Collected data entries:
################

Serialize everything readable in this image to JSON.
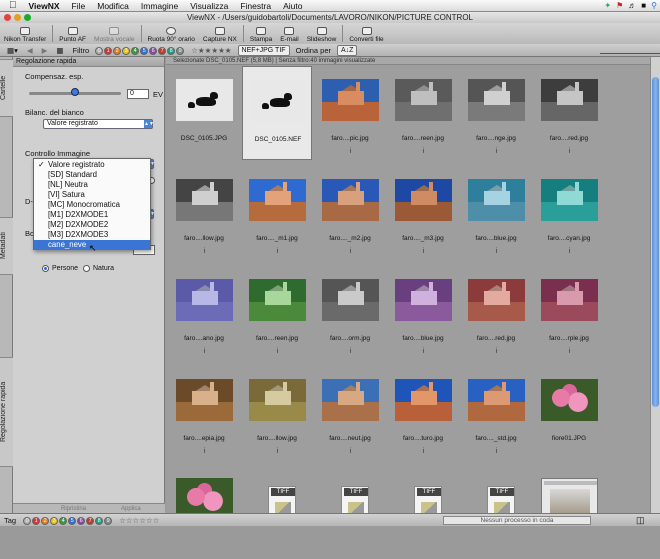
{
  "menubar": {
    "app": "ViewNX",
    "items": [
      "File",
      "Modifica",
      "Immagine",
      "Visualizza",
      "Finestra",
      "Aiuto"
    ]
  },
  "window": {
    "title": "ViewNX - /Users/guidobartoli/Documents/LAVORO/NIKON/PICTURE CONTROL"
  },
  "toolbar": {
    "buttons": [
      {
        "label": "Nikon Transfer",
        "icon": "transfer-icon"
      },
      {
        "label": "Punto AF",
        "icon": "af-point-icon"
      },
      {
        "label": "Mostra vocale",
        "icon": "voice-icon"
      },
      {
        "label": "Ruota 90° orario",
        "icon": "rotate-icon"
      },
      {
        "label": "Capture NX",
        "icon": "capture-nx-icon"
      },
      {
        "label": "Stampa",
        "icon": "print-icon"
      },
      {
        "label": "E-mail",
        "icon": "email-icon"
      },
      {
        "label": "Slideshow",
        "icon": "slideshow-icon"
      },
      {
        "label": "Converti file",
        "icon": "convert-icon"
      }
    ]
  },
  "filterbar": {
    "filter_label": "Filtro",
    "label_numbers": [
      "0",
      "1",
      "2",
      "3",
      "4",
      "5",
      "6",
      "7",
      "8",
      "9"
    ],
    "label_colors": [
      "#b0b0b0",
      "#d33",
      "#e67e22",
      "#e8c21b",
      "#3a9b3a",
      "#2f6fd1",
      "#8e44ad",
      "#c0392b",
      "#16a085",
      "#7f8c8d"
    ],
    "file_type": "NEF+JPG TIF",
    "sort_label": "Ordina per"
  },
  "side_tabs": {
    "cartelle": "Cartelle",
    "metadati": "Metadati",
    "regolazione": "Regolazione rapida"
  },
  "panel": {
    "header": "Regolazione rapida",
    "exposure_label": "Compensaz. esp.",
    "exposure_value": "0",
    "exposure_unit": "EV",
    "exposure_position": 0.5,
    "wb_label": "Bilanc. del bianco",
    "wb_value": "Valore registrato",
    "pc_label": "Controllo Immagine",
    "dlighting_label": "D-",
    "boost_label": "Boo",
    "radio_persone": "Persone",
    "radio_natura": "Natura",
    "footer_left": "Ripristina",
    "footer_right": "Applica"
  },
  "dropdown": {
    "options": [
      "Valore registrato",
      "[SD] Standard",
      "[NL] Neutra",
      "[VI] Satura",
      "[MC] Monocromatica",
      "[M1] D2XMODE1",
      "[M2] D2XMODE2",
      "[M3] D2XMODE3",
      "cane_neve"
    ],
    "checked_index": 0,
    "highlighted_index": 8
  },
  "content": {
    "info": "Selezionate DSC_0105.NEF (5,8 MB) | Senza filtro:40 immagini visualizzate"
  },
  "thumbnails": [
    {
      "caption": "DSC_0105.JPG",
      "kind": "dog"
    },
    {
      "caption": "DSC_0105.NEF",
      "kind": "dog",
      "selected": true
    },
    {
      "caption": "faro....pic.jpg",
      "kind": "house",
      "sky": "#2d5fb0",
      "ground": "#b8633a",
      "house": "#d98c5f"
    },
    {
      "caption": "faro....reen.jpg",
      "kind": "house",
      "sky": "#5a5a5a",
      "ground": "#6f6f6f",
      "house": "#bfbfbf"
    },
    {
      "caption": "faro....nge.jpg",
      "kind": "house",
      "sky": "#555",
      "ground": "#7a7a7a",
      "house": "#d0d0d0"
    },
    {
      "caption": "faro....red.jpg",
      "kind": "house",
      "sky": "#3d3d3d",
      "ground": "#666",
      "house": "#c5c5c5"
    },
    {
      "caption": "faro....llow.jpg",
      "kind": "house",
      "sky": "#444",
      "ground": "#777",
      "house": "#cfcfcf"
    },
    {
      "caption": "faro...._m1.jpg",
      "kind": "house",
      "sky": "#2f6ad0",
      "ground": "#b56b3c",
      "house": "#e4a27a"
    },
    {
      "caption": "faro...._m2.jpg",
      "kind": "house",
      "sky": "#2a58b6",
      "ground": "#a86a45",
      "house": "#d8a07c"
    },
    {
      "caption": "faro...._m3.jpg",
      "kind": "house",
      "sky": "#1d48a3",
      "ground": "#9b5a35",
      "house": "#cf8c64"
    },
    {
      "caption": "faro....blue.jpg",
      "kind": "house",
      "sky": "#2e7f9c",
      "ground": "#4f8ea8",
      "house": "#a6d3e2"
    },
    {
      "caption": "faro....cyan.jpg",
      "kind": "house",
      "sky": "#157f7f",
      "ground": "#2a9f9a",
      "house": "#8fdad4"
    },
    {
      "caption": "faro....ano.jpg",
      "kind": "house",
      "sky": "#5a5aa8",
      "ground": "#6b6bb8",
      "house": "#b8b8e6"
    },
    {
      "caption": "faro....reen.jpg",
      "kind": "house",
      "sky": "#2f6b2f",
      "ground": "#4a8a3a",
      "house": "#a8d79c"
    },
    {
      "caption": "faro....orm.jpg",
      "kind": "house",
      "sky": "#555",
      "ground": "#6a6a6a",
      "house": "#cacaca"
    },
    {
      "caption": "faro....blue.jpg",
      "kind": "house",
      "sky": "#6a3f80",
      "ground": "#8a5a9c",
      "house": "#d0b0dc"
    },
    {
      "caption": "faro....red.jpg",
      "kind": "house",
      "sky": "#8c3b3b",
      "ground": "#a85a4a",
      "house": "#e3aaa0"
    },
    {
      "caption": "faro....rple.jpg",
      "kind": "house",
      "sky": "#7a2f4f",
      "ground": "#9a4a5a",
      "house": "#d89aac"
    },
    {
      "caption": "faro....epia.jpg",
      "kind": "house",
      "sky": "#6b4a2a",
      "ground": "#9a6a3a",
      "house": "#d8b08a"
    },
    {
      "caption": "faro....llow.jpg",
      "kind": "house",
      "sky": "#7a6a3a",
      "ground": "#9a8a4a",
      "house": "#d6caa0"
    },
    {
      "caption": "faro....neut.jpg",
      "kind": "house",
      "sky": "#3b6fb6",
      "ground": "#a9704a",
      "house": "#d8a882"
    },
    {
      "caption": "faro....turo.jpg",
      "kind": "house",
      "sky": "#1f55b8",
      "ground": "#b8603a",
      "house": "#e39668"
    },
    {
      "caption": "faro...._std.jpg",
      "kind": "house",
      "sky": "#2961c2",
      "ground": "#b0683e",
      "house": "#dd9a72"
    },
    {
      "caption": "fiore01.JPG",
      "kind": "flower"
    },
    {
      "caption": "",
      "kind": "flower"
    },
    {
      "caption": "",
      "kind": "tiff"
    },
    {
      "caption": "",
      "kind": "tiff"
    },
    {
      "caption": "",
      "kind": "tiff"
    },
    {
      "caption": "",
      "kind": "tiff"
    },
    {
      "caption": "",
      "kind": "window"
    }
  ],
  "statusbar": {
    "tag_label": "Tag",
    "queue": "Nessun processo in coda"
  }
}
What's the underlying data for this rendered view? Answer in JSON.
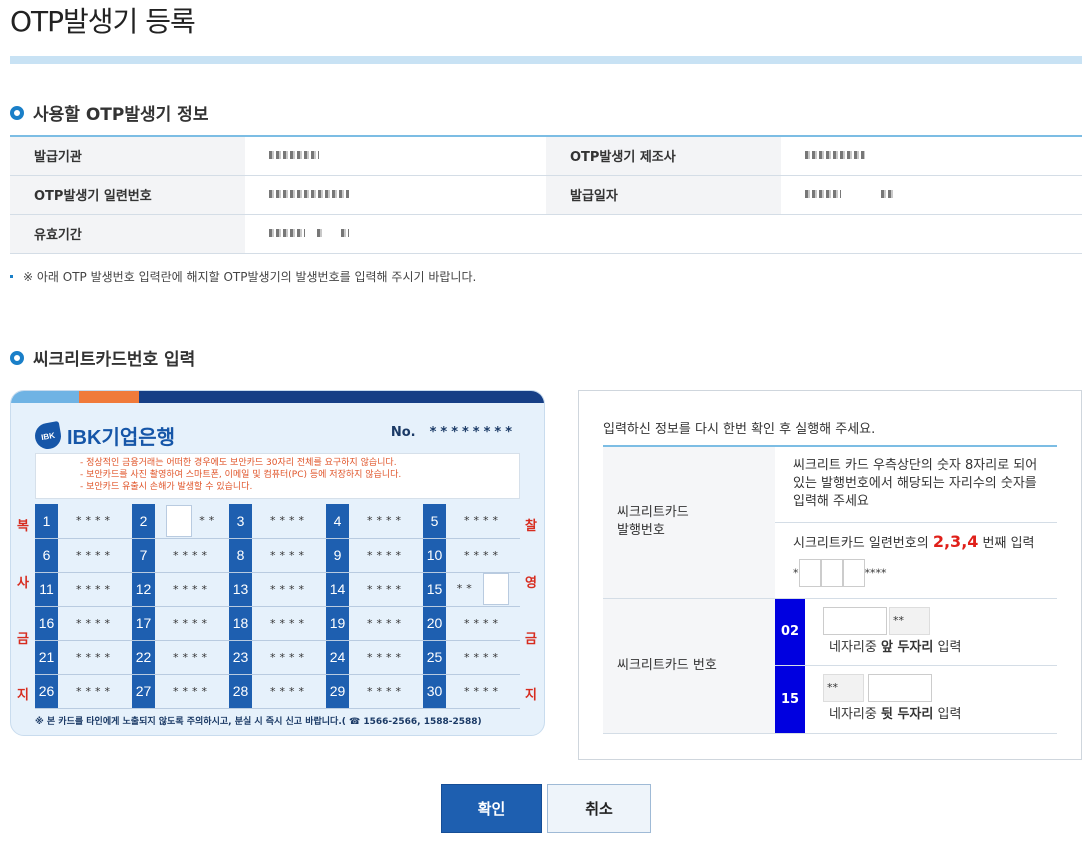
{
  "page_title": "OTP발생기 등록",
  "otp_section": {
    "heading": "사용할 OTP발생기 정보",
    "rows": [
      {
        "label1": "발급기관",
        "label2": "OTP발생기 제조사"
      },
      {
        "label1": "OTP발생기 일련번호",
        "label2": "발급일자"
      },
      {
        "label1": "유효기간"
      }
    ]
  },
  "notice": "※ 아래 OTP 발생번호 입력란에 해지할 OTP발생기의 발생번호를 입력해 주시기 바랍니다.",
  "card_section": {
    "heading": "씨크리트카드번호 입력"
  },
  "card": {
    "bank_name": "IBK기업은행",
    "logo_mark": "IBK",
    "serial_label": "No.",
    "serial_mask": "********",
    "warnings": [
      "- 정상적인 금융거래는 어떠한 경우에도 보안카드 30자리 전체를 요구하지 않습니다.",
      "- 보안카드를 사진 촬영하여 스마트폰, 이메일 및 컴퓨터(PC) 등에 저장하지 않습니다.",
      "- 보안카드 유출시 손해가 발생할 수 있습니다."
    ],
    "cell_mask": "****",
    "partial_mask": "**",
    "side_left": [
      "복",
      "사",
      "금",
      "지"
    ],
    "side_right": [
      "찰",
      "영",
      "금",
      "지"
    ],
    "footer": "※ 본 카드를 타인에게 노출되지 않도록 주의하시고, 분실 시 즉시 신고 바랍니다.( ☎ 1566-2566, 1588-2588)"
  },
  "panel": {
    "message": "입력하신 정보를 다시 한번 확인 후 실행해 주세요.",
    "issue_label_line1": "씨크리트카드",
    "issue_label_line2": "발행번호",
    "issue_desc": "씨크리트 카드 우측상단의 숫자 8자리로 되어 있는 발행번호에서 해당되는 자리수의 숫자를 입력해 주세요",
    "issue_prompt_pre": "시크리트카드 일련번호의",
    "issue_prompt_digits": "2,3,4",
    "issue_prompt_post": "번째 입력",
    "issue_prefix": "*",
    "issue_suffix": "****",
    "card_number_label": "씨크리트카드 번호",
    "row1": {
      "badge": "02",
      "fixed": "**",
      "hint_pre": "네자리중",
      "hint_bold": "앞 두자리",
      "hint_post": "입력"
    },
    "row2": {
      "badge": "15",
      "fixed": "**",
      "hint_pre": "네자리중",
      "hint_bold": "뒷 두자리",
      "hint_post": "입력"
    }
  },
  "buttons": {
    "ok": "확인",
    "cancel": "취소"
  },
  "colors": {
    "primary": "#1e5fb0",
    "accent_bar": "#c8e2f4",
    "badge": "#0000e0",
    "highlight": "#e0201a"
  }
}
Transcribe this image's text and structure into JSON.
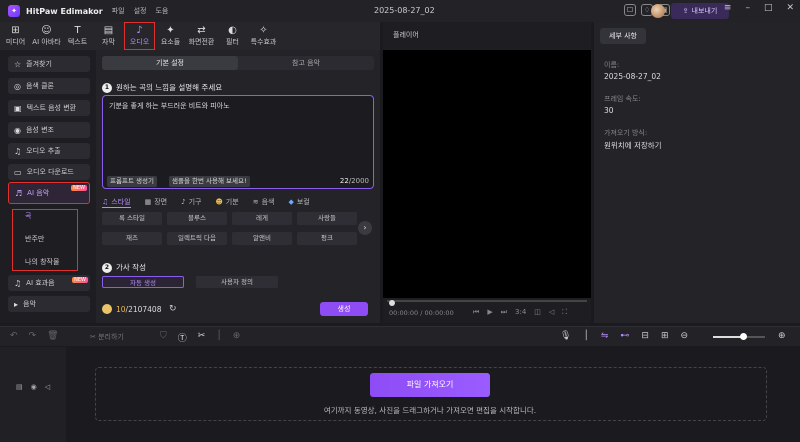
{
  "titlebar": {
    "app_title": "HitPaw Edimakor",
    "menu": [
      "파일",
      "설정",
      "도움"
    ],
    "project_name": "2025-08-27_02",
    "export_label": "내보내기"
  },
  "toolbar": {
    "tools": [
      {
        "label": "미디어",
        "icon": "media-icon",
        "glyph": "⊞"
      },
      {
        "label": "AI 아바타",
        "icon": "ai-avatar-icon",
        "glyph": "☺"
      },
      {
        "label": "텍스트",
        "icon": "text-icon",
        "glyph": "T"
      },
      {
        "label": "자막",
        "icon": "subtitle-icon",
        "glyph": "▤"
      },
      {
        "label": "오디오",
        "icon": "audio-icon",
        "glyph": "♪"
      },
      {
        "label": "요소들",
        "icon": "elements-icon",
        "glyph": "✦"
      },
      {
        "label": "화면전환",
        "icon": "transition-icon",
        "glyph": "⇄"
      },
      {
        "label": "필터",
        "icon": "filter-icon",
        "glyph": "◐"
      },
      {
        "label": "특수효과",
        "icon": "effects-icon",
        "glyph": "✧"
      }
    ]
  },
  "sidebar": {
    "items": [
      {
        "label": "즐겨찾기",
        "glyph": "☆"
      },
      {
        "label": "음색 클론",
        "glyph": "◎"
      },
      {
        "label": "텍스트 음성 변환",
        "glyph": "▣"
      },
      {
        "label": "음성 변조",
        "glyph": "◉"
      },
      {
        "label": "오디오 추출",
        "glyph": "🎙"
      },
      {
        "label": "오디오 다운로드",
        "glyph": "▭"
      }
    ],
    "ai_music": {
      "label": "AI 음악",
      "badge": "NEW"
    },
    "sub_items": [
      "곡",
      "반주만",
      "나의 창작물"
    ],
    "ai_effects": {
      "label": "AI 효과음",
      "badge": "NEW"
    },
    "music": {
      "label": "음악"
    }
  },
  "panel": {
    "tabs": [
      "기본 설정",
      "참고 음악"
    ],
    "step1": {
      "num": "1",
      "label": "원하는 곡의 느낌을 설명해 주세요"
    },
    "prompt_value": "기분을 좋게 하는 부드러운 비트와 피아노",
    "prompt_gen_button": "프롬프트 생성기",
    "sample_button": "샘플을 한번 사용해 보세요!",
    "counter_current": "22",
    "counter_max": "/2000",
    "categories": [
      {
        "label": "스타일",
        "glyph": "♫"
      },
      {
        "label": "장면",
        "glyph": "🎬"
      },
      {
        "label": "기구",
        "glyph": "🎸"
      },
      {
        "label": "기분",
        "glyph": "☻"
      },
      {
        "label": "음색",
        "glyph": "🎚"
      },
      {
        "label": "보컬",
        "glyph": "◆"
      }
    ],
    "styles": [
      "록 스타일",
      "블루스",
      "레게",
      "사랑들",
      "재즈",
      "일렉트릭 다음",
      "알앤비",
      "펑크"
    ],
    "step2": {
      "num": "2",
      "label": "가사 작성"
    },
    "mode_auto": "자동 생성",
    "mode_custom": "사용자 정의",
    "credit_used": "10",
    "credit_total": "/2107408",
    "generate_button": "생성"
  },
  "player": {
    "label": "플레이어",
    "timecode": "00:00:00 / 00:00:00",
    "aspect": "3:4"
  },
  "details": {
    "tab": "세부 사항",
    "name_label": "이름:",
    "name_value": "2025-08-27_02",
    "fps_label": "프레임 속도:",
    "fps_value": "30",
    "import_label": "가져오기 방식:",
    "import_value": "원위치에 저장하기"
  },
  "timeline_toolbar": {
    "split_label": "분리하기"
  },
  "timeline": {
    "import_button": "파일 가져오기",
    "drop_hint": "여기까지 동영상, 사진을 드래그하거나 가져오면 편집을 시작합니다."
  },
  "colors": {
    "accent": "#8e4cf5",
    "highlight_box": "#e03030"
  }
}
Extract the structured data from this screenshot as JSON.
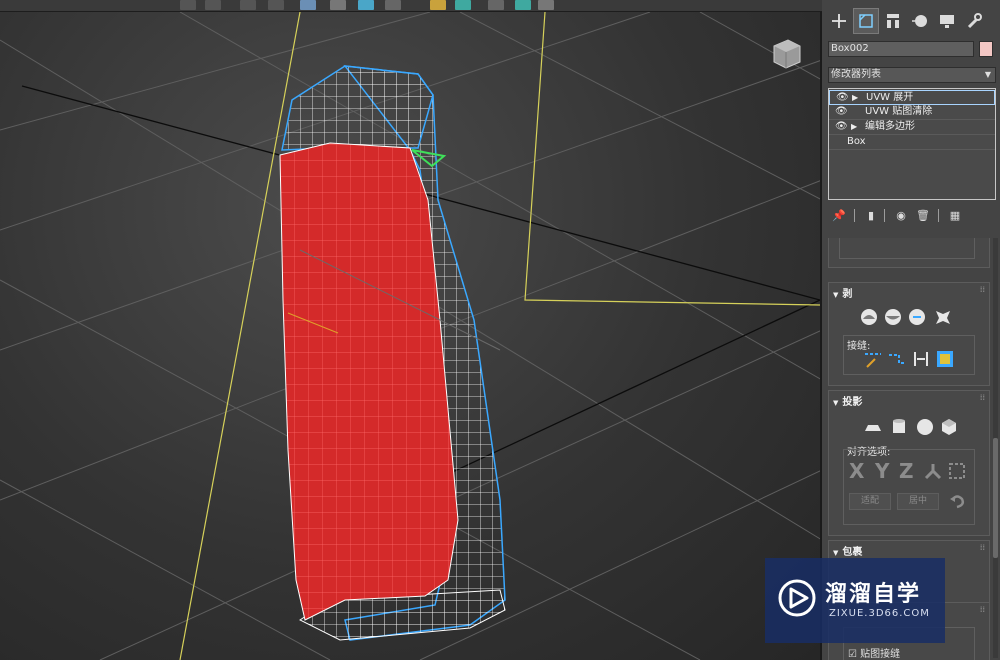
{
  "object": {
    "name": "Box002",
    "color": "#f3c7c4"
  },
  "command_tabs": [
    {
      "id": "create",
      "icon": "plus-icon"
    },
    {
      "id": "modify",
      "icon": "modify-icon"
    },
    {
      "id": "hierarchy",
      "icon": "hierarchy-icon"
    },
    {
      "id": "motion",
      "icon": "motion-icon"
    },
    {
      "id": "display",
      "icon": "display-icon"
    },
    {
      "id": "utilities",
      "icon": "wrench-icon"
    }
  ],
  "modifier_list": {
    "label": "修改器列表"
  },
  "modifier_stack": [
    {
      "label": "UVW 展开",
      "has_eye": true,
      "expandable": true,
      "selected": true
    },
    {
      "label": "UVW 贴图清除",
      "has_eye": true,
      "expandable": false,
      "selected": false
    },
    {
      "label": "编辑多边形",
      "has_eye": true,
      "expandable": true,
      "selected": false
    },
    {
      "label": "Box",
      "has_eye": false,
      "expandable": false,
      "selected": false
    }
  ],
  "rollouts": {
    "peel": {
      "title": "剥",
      "seams_label": "接缝:"
    },
    "projection": {
      "title": "投影",
      "align_label": "对齐选项:",
      "axis_letters": [
        "X",
        "Y",
        "Z"
      ],
      "fit_button": "适配",
      "center_button": "居中"
    },
    "wrap": {
      "title": "包裹"
    },
    "map_seams_checkbox": "贴图接缝"
  },
  "watermark": {
    "title": "溜溜自学",
    "subtitle": "ZIXUE.3D66.COM"
  },
  "colors": {
    "selected_faces": "#d42a2a",
    "wire": "#ffffff",
    "seam": "#3aa8ff",
    "plane": "#d6d15a",
    "panel_bg": "#444444"
  }
}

################

YOUR OBJECTIVE:
Determine the number of lines in the listing that hold the word "바랍니다", and supply that number and nothing further.

RIGHT ANSWER:
2